BEGIN THE RECORDS

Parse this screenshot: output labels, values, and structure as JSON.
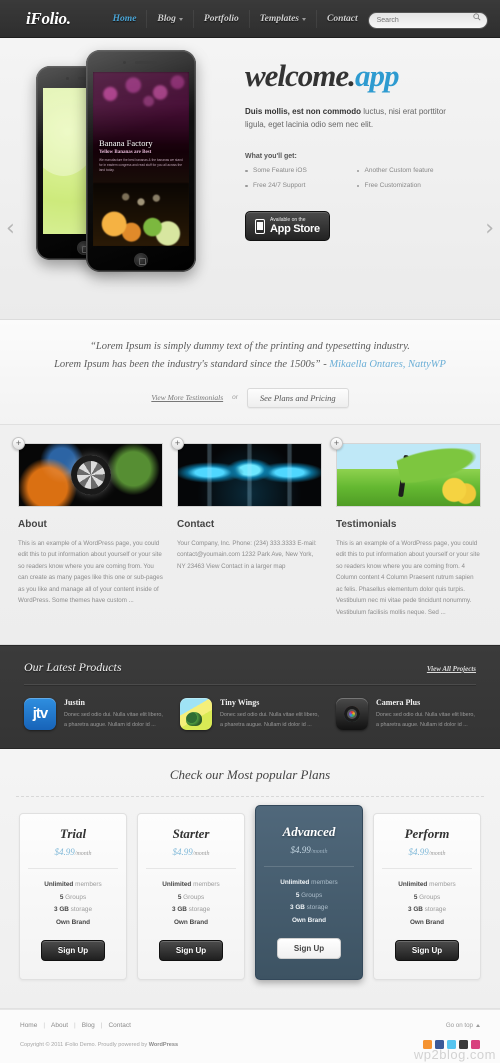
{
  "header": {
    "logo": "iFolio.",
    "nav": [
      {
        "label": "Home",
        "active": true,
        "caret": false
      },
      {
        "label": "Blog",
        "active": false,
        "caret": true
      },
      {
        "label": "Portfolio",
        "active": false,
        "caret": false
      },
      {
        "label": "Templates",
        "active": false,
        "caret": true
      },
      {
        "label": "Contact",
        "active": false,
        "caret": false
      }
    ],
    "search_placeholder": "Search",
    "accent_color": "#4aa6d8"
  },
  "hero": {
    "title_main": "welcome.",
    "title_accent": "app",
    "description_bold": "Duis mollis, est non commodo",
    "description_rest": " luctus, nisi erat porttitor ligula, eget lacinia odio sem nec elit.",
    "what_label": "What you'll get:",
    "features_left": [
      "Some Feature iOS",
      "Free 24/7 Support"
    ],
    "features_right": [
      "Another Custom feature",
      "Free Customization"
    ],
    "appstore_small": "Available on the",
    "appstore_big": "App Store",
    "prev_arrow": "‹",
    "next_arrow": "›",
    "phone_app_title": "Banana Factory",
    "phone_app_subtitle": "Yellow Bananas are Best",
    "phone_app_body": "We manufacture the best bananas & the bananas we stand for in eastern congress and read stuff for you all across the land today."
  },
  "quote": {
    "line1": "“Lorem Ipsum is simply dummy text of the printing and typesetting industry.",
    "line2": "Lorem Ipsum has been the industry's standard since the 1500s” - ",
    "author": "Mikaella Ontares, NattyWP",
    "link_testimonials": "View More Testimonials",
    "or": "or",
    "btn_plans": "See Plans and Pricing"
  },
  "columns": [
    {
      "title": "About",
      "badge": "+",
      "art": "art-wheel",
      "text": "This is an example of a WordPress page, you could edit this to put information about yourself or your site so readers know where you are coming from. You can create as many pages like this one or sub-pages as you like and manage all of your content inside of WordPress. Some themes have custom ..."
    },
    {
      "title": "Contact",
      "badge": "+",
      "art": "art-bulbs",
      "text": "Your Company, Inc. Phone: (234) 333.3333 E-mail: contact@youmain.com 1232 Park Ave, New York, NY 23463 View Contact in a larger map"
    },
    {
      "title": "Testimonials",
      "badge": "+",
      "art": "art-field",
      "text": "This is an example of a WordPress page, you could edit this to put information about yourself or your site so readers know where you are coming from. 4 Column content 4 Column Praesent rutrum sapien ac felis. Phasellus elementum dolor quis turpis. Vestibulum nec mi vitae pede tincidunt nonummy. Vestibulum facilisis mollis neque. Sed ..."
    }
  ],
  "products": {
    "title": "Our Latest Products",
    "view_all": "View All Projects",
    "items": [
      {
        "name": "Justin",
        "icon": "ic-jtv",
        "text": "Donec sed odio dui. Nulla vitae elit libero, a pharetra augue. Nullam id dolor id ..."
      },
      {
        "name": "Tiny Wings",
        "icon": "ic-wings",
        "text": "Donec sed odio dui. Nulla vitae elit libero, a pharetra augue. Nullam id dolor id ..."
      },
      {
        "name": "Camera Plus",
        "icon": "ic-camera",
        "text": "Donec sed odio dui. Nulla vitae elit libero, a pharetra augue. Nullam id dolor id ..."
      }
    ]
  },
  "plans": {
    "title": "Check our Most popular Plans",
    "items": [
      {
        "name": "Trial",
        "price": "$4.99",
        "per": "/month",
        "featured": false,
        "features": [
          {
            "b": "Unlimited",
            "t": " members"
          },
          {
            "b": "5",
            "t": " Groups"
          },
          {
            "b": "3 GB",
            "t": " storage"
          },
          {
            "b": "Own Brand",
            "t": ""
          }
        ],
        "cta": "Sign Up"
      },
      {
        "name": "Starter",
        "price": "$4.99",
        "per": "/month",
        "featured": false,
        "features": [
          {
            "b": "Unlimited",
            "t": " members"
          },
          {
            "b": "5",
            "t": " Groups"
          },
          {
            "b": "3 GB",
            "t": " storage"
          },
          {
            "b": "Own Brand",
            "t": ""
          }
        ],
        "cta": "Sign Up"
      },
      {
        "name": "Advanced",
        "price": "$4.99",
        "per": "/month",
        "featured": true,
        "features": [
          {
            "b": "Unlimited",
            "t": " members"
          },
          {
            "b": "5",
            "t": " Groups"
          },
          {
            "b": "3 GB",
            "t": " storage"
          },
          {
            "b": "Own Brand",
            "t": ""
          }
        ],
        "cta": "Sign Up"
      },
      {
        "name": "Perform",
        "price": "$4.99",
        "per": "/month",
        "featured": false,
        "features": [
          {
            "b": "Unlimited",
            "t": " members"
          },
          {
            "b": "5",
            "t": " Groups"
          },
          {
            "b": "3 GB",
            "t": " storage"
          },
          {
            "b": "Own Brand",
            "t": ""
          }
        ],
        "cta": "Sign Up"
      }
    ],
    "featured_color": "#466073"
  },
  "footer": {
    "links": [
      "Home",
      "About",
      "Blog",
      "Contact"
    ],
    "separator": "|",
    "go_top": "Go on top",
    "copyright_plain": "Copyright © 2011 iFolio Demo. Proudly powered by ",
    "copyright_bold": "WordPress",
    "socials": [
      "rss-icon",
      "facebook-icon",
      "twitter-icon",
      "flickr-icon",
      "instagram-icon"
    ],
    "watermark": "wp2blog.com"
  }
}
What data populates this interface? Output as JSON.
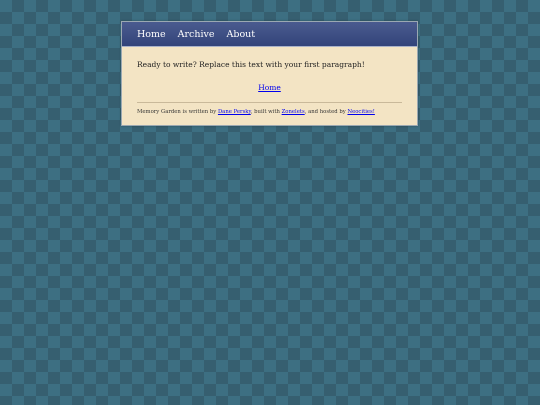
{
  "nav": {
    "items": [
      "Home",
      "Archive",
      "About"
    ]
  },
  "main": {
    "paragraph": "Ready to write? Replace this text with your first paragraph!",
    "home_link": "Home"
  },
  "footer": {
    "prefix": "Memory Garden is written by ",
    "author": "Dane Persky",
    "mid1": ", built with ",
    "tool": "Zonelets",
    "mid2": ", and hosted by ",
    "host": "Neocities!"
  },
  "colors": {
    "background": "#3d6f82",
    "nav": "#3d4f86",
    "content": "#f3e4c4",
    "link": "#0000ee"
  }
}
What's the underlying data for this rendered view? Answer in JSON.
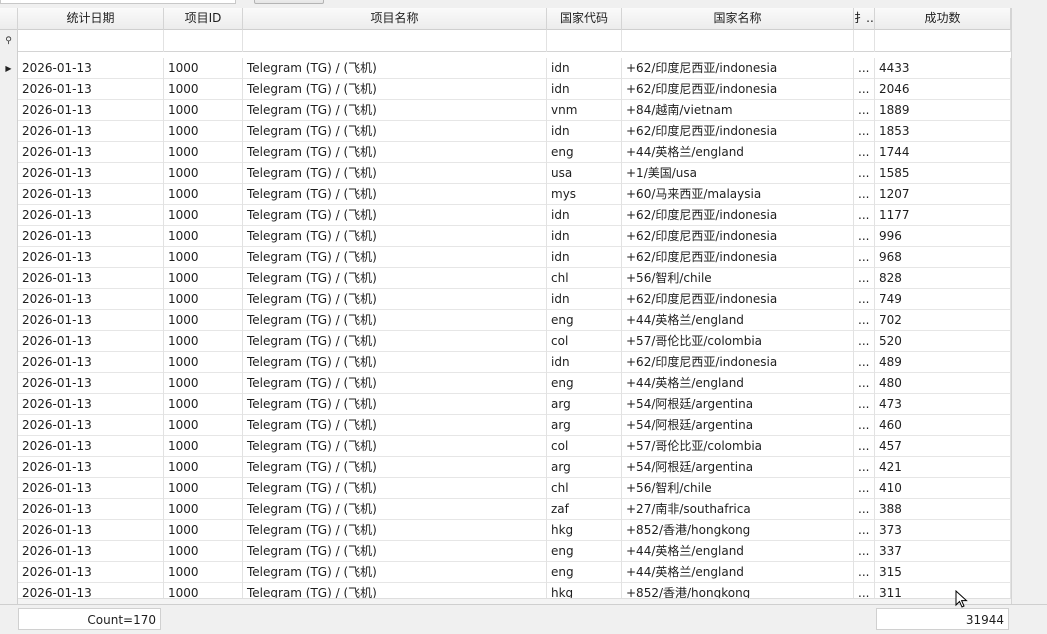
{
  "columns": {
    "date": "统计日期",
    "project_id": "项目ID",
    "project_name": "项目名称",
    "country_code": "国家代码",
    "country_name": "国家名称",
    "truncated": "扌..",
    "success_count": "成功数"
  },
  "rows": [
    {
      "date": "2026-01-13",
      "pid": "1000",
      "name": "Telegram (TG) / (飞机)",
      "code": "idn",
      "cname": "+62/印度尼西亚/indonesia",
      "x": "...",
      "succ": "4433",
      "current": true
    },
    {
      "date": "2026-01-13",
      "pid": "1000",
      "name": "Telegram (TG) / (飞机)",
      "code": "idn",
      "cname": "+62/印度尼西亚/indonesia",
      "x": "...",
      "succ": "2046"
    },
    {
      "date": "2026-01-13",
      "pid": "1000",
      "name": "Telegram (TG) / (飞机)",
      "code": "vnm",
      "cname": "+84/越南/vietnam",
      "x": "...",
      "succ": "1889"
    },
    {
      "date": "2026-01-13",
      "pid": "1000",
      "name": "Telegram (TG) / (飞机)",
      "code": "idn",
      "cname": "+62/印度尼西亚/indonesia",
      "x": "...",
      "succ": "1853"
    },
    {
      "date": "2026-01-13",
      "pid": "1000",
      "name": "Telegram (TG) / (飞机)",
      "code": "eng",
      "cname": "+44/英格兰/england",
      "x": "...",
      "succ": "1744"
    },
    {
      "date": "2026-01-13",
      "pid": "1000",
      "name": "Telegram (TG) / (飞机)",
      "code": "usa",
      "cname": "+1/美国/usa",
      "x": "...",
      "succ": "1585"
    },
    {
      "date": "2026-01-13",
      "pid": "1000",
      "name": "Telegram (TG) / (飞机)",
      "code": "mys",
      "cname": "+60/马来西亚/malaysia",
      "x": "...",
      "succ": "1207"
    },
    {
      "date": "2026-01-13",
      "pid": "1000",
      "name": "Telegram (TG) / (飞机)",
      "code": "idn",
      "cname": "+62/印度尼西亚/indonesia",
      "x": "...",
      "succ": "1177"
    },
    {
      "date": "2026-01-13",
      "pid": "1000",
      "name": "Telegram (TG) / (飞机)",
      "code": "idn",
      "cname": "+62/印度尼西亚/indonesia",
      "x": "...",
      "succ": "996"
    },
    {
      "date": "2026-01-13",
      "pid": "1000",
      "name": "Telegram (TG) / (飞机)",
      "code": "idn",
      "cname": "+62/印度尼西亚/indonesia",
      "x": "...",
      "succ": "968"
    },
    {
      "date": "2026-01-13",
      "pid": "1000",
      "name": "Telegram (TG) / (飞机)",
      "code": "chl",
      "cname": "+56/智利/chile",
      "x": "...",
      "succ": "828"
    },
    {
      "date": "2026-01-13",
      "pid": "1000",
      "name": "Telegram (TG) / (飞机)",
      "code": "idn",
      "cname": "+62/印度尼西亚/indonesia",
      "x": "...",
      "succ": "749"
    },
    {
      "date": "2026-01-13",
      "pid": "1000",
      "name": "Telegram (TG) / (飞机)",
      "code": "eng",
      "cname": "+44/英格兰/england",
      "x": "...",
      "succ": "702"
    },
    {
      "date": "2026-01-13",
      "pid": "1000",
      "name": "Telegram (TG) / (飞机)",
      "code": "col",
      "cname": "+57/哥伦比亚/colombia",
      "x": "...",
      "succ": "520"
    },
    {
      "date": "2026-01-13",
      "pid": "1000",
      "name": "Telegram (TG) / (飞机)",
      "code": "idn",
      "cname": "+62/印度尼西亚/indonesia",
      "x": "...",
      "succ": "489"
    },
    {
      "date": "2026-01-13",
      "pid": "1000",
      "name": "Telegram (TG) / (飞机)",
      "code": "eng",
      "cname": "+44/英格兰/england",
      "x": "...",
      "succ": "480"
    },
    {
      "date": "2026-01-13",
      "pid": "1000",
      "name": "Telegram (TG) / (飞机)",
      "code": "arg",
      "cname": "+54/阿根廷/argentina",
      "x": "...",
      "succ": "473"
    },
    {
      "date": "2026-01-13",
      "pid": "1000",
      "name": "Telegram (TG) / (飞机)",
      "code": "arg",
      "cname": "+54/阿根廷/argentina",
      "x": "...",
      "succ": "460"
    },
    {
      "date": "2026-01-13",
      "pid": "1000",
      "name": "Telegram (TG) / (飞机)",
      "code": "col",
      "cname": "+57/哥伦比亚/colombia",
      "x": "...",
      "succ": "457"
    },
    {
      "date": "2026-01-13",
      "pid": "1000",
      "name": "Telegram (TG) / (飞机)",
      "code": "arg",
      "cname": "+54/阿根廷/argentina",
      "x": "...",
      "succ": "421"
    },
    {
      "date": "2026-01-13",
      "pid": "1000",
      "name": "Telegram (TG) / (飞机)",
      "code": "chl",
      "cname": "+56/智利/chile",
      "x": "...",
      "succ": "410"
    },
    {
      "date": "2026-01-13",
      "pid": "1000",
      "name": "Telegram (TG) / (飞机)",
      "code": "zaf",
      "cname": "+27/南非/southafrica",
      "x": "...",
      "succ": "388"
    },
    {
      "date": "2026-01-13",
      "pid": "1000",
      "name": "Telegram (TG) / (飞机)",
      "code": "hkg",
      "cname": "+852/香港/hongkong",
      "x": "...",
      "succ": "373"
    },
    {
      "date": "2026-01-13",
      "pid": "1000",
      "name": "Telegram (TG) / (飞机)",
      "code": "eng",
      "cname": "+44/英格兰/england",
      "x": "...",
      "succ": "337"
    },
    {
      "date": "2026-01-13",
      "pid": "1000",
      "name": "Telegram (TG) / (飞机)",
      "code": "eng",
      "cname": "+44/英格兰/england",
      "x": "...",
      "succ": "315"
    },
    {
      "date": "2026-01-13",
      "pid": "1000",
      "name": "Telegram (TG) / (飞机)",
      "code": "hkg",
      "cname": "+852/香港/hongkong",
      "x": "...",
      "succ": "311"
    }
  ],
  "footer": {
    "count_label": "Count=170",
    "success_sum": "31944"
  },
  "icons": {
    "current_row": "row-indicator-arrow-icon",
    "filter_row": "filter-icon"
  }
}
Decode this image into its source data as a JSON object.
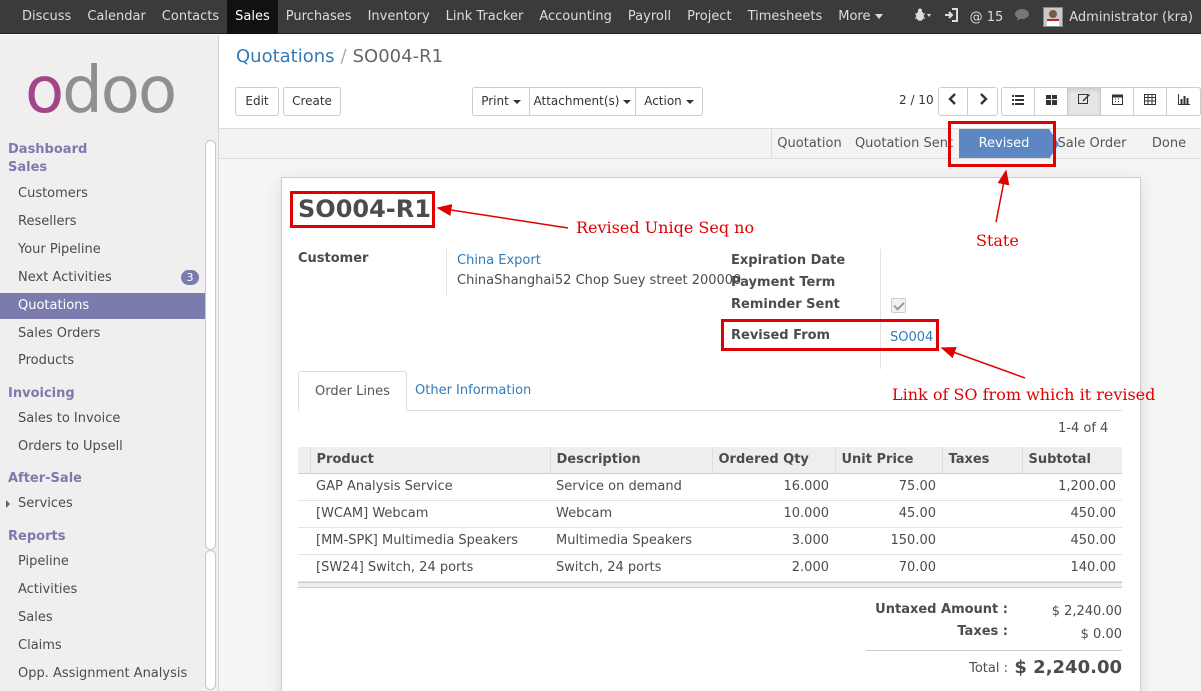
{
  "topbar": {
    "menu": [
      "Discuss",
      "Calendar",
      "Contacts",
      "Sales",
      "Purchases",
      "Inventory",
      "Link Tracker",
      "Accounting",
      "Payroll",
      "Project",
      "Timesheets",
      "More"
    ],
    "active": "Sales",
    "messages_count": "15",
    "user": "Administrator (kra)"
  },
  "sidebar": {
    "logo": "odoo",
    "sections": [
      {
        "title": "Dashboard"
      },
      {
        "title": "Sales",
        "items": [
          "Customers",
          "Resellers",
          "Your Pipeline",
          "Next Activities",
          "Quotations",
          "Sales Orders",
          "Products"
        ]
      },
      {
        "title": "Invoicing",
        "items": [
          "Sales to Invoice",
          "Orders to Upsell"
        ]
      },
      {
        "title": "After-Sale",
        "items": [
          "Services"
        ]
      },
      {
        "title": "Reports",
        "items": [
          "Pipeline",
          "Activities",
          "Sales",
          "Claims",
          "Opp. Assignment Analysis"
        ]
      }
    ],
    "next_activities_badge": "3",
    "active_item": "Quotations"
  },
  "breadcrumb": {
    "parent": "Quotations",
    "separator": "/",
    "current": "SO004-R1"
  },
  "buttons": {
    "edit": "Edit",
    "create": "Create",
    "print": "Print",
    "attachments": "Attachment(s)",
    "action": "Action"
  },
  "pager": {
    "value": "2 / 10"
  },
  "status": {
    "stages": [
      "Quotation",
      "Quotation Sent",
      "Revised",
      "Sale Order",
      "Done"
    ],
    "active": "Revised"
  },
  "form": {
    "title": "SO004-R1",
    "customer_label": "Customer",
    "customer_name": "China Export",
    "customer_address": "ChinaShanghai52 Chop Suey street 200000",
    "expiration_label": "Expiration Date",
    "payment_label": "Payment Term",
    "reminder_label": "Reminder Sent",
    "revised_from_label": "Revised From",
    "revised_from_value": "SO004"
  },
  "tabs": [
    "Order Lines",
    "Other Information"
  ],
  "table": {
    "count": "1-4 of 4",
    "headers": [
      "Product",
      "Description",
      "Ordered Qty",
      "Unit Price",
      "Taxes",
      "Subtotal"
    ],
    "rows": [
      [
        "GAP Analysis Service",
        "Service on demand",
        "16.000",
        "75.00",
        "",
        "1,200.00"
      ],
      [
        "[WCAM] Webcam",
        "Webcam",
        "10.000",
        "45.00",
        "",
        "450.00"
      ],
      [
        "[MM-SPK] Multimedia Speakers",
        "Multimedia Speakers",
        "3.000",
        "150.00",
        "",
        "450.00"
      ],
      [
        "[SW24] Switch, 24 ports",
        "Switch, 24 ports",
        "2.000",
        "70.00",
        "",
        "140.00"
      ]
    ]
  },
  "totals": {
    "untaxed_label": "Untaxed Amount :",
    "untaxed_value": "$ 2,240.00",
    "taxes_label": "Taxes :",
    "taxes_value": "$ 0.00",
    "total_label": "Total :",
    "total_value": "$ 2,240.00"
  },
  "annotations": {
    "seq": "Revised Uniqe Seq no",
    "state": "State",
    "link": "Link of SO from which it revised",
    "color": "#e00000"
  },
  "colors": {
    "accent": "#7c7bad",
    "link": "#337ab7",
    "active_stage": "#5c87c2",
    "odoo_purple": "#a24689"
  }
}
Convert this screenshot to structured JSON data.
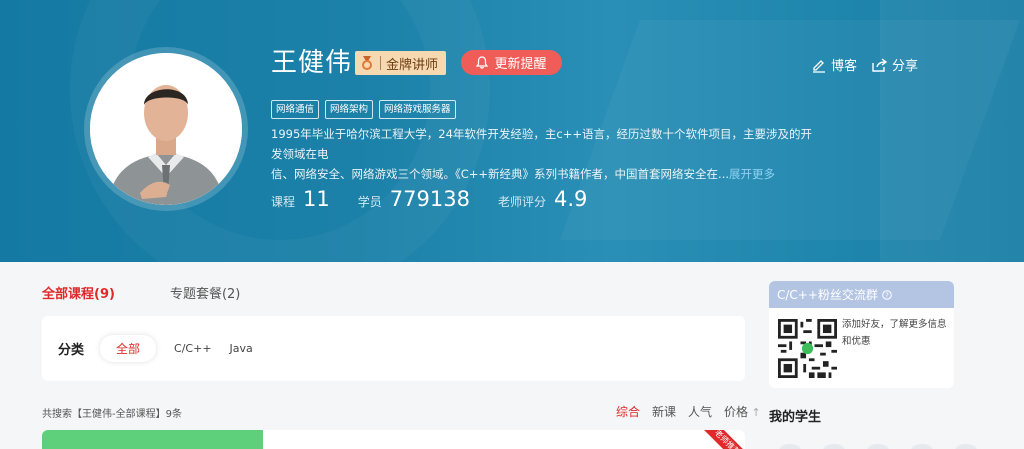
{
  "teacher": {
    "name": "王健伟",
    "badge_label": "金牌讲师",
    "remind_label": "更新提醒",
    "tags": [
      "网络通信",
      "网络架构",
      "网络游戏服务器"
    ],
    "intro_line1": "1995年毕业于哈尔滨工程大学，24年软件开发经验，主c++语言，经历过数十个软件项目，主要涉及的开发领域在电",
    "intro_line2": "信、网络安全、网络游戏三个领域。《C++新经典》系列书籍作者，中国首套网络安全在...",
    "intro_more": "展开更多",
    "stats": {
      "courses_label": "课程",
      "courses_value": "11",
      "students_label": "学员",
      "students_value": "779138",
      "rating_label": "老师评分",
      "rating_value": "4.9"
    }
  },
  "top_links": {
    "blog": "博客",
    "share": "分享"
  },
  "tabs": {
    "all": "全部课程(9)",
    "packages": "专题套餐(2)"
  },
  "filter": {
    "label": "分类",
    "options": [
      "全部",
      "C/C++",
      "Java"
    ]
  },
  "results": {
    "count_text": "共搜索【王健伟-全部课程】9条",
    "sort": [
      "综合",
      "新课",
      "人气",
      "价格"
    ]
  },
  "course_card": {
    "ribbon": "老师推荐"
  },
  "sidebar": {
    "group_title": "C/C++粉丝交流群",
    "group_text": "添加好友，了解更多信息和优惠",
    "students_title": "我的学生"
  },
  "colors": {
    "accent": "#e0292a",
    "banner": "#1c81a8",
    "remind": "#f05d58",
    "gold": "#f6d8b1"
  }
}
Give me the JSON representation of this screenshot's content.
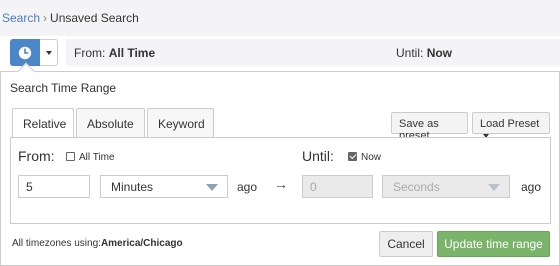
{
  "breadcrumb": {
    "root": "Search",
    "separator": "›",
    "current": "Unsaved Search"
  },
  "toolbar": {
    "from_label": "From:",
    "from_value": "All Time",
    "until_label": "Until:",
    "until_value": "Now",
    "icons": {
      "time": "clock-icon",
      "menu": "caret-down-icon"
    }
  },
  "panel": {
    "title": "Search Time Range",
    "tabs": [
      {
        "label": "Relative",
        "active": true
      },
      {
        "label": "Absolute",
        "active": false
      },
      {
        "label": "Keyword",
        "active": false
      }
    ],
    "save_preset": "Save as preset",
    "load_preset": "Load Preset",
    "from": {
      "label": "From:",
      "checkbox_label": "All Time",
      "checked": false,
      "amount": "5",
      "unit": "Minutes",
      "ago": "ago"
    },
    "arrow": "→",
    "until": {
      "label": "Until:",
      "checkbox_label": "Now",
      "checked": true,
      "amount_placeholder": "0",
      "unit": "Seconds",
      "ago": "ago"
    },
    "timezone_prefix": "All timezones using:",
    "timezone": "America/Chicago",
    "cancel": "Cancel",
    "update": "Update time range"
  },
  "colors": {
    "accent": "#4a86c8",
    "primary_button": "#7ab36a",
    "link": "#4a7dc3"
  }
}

END THE RECORDS

> _AIM OF THE TASK_
Copy all lines from the material that contain "mollis".

> _SOLVED EXERCISE_
    "description_bold": "Duis mollis, est non commodo",
      "text": "This is an example of a WordPress page, you could edit this to put information about yourself or your site so readers know where you are coming from. 4 Column content 4 Column Praesent rutrum sapien ac felis. Phasellus elementum dolor quis turpis. Vestibulum nec mi vitae pede tincidunt nonummy. Vestibulum facilisis mollis neque. Sed ..."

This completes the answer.